## PROMPT
Transcribe all of the records precisely as they are presented.

## Dataset entries
"""
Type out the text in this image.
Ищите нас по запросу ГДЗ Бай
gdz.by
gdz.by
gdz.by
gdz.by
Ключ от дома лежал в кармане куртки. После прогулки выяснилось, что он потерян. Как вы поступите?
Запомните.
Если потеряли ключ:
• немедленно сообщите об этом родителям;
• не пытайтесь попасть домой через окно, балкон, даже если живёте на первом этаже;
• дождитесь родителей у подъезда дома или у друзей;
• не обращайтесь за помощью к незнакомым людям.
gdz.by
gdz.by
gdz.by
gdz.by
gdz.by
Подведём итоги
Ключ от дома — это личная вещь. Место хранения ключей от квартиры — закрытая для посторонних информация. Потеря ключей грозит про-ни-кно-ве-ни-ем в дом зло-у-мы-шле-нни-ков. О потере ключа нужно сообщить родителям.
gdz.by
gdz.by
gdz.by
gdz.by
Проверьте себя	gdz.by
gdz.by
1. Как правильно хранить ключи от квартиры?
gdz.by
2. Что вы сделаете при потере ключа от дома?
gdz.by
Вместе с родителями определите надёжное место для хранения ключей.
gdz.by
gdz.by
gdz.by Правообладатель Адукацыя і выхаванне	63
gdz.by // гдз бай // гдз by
"""
## SOLUTION BELOW
Type out the text in this image.
Ищите нас по запросу ГДЗ Бай
gdz.by
gdz.by
gdz.by
gdz.by
Ключ от дома лежал в кармане куртки. После прогулки выяснилось, что он потерян. Как вы поступите?
Запомните.
Если потеряли ключ:
• немедленно сообщите об этом родителям;
• не пытайтесь попасть домой через окно, балкон, даже если живёте на первом этаже;
• дождитесь родителей у подъезда дома или у друзей;
• не обращайтесь за помощью к незнакомым людям.
gdz.by
gdz.by
gdz.by
gdz.by
gdz.by
Подведём итоги
Ключ от дома — это личная вещь. Место хранения ключей от квартиры — закрытая для посторонних информация. Потеря ключей грозит про-ни-кно-ве-ни-ем в дом зло-у-мы-шле-нни-ков. О потере ключа нужно сообщить родителям.
gdz.by
gdz.by
gdz.by
gdz.by
Проверьте себя	gdz.by
gdz.by
1. Как правильно хранить ключи от квартиры?
gdz.by
2. Что вы сделаете при потере ключа от дома?
gdz.by
Вместе с родителями определите надёжное место для хранения ключей.
gdz.by
gdz.by
gdz.by Правообладатель Адукацыя і выхаванне	63
gdz.by // гдз бай // гдз by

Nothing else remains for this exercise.